Saved entries

________

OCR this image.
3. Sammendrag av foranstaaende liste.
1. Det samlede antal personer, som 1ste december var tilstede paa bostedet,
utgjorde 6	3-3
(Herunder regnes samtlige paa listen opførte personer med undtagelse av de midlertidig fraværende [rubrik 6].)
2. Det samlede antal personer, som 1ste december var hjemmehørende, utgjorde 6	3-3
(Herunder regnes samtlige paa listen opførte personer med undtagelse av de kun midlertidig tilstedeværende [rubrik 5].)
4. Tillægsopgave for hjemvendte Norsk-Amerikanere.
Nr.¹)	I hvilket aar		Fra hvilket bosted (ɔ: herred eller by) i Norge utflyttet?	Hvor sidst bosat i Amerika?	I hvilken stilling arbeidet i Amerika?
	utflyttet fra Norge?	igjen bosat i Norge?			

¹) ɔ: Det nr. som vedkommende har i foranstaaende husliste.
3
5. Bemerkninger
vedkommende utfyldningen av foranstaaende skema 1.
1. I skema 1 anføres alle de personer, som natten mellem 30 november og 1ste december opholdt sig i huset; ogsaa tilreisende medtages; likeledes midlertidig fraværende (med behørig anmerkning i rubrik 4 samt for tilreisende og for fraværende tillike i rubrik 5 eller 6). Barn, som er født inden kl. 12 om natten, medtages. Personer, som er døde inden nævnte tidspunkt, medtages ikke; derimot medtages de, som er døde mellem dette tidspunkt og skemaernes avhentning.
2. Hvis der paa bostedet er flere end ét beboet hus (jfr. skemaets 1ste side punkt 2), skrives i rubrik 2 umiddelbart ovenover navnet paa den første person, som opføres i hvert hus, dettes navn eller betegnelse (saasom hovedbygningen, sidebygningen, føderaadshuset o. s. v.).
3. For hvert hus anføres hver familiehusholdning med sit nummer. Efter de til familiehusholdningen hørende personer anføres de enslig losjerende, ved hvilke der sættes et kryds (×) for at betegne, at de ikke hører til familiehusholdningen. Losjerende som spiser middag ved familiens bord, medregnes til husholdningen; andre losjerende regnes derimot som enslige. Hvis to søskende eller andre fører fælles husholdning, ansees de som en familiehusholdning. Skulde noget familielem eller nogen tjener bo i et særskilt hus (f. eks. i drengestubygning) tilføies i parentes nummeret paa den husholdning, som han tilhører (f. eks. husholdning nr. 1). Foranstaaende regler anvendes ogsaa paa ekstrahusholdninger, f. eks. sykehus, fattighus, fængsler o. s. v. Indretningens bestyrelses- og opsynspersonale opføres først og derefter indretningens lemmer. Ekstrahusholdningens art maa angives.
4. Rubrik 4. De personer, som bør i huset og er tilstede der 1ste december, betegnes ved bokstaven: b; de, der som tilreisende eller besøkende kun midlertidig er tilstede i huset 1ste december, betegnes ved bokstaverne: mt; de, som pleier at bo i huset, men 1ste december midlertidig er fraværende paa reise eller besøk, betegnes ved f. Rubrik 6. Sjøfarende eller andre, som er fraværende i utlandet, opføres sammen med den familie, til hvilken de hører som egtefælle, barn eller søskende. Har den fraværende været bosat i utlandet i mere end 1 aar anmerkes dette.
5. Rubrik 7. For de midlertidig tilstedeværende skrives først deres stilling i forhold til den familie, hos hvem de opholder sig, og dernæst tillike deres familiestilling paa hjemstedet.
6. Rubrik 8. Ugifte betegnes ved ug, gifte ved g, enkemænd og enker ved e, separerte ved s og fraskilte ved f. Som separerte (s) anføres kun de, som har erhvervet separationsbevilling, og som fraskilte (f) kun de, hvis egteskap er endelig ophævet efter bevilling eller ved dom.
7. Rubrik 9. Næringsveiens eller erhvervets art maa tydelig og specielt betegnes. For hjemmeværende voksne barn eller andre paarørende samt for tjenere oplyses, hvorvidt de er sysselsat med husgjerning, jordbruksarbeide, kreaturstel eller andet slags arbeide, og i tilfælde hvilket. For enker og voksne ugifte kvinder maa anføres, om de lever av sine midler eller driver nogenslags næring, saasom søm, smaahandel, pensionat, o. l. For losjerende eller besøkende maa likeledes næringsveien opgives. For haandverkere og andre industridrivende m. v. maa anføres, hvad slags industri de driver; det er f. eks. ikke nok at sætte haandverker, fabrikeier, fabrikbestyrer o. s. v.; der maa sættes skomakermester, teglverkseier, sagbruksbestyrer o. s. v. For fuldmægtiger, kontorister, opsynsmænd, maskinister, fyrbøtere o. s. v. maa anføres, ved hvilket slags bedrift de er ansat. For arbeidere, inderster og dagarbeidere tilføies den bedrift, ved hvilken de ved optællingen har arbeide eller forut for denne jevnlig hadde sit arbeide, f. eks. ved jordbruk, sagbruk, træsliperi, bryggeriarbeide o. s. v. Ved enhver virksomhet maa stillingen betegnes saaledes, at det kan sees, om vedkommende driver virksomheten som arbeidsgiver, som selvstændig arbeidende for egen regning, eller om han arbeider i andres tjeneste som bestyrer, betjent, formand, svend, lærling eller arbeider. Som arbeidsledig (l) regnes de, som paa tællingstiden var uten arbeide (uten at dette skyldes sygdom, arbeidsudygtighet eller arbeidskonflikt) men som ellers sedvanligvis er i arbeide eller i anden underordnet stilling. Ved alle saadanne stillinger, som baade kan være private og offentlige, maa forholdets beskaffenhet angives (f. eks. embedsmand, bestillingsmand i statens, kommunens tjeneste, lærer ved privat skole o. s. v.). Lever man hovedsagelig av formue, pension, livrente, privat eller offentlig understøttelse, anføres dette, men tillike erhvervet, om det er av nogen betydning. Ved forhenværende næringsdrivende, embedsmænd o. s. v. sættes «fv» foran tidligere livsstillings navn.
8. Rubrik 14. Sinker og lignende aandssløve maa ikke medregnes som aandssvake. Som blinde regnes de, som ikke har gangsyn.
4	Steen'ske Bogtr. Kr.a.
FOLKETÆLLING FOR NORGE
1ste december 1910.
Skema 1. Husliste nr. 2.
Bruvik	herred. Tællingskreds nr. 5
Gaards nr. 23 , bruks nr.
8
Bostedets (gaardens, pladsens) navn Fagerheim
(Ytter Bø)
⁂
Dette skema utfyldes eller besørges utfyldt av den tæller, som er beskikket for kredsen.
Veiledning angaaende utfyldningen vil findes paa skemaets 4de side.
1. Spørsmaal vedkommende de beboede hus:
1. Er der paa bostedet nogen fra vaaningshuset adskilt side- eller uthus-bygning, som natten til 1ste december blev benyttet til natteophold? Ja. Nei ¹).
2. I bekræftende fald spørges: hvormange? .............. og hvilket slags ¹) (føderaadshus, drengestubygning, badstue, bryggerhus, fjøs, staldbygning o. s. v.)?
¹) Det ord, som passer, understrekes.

________

Of the lines in the listing, how many hold the word "utgjorde"? Nothing but the number is needed.

2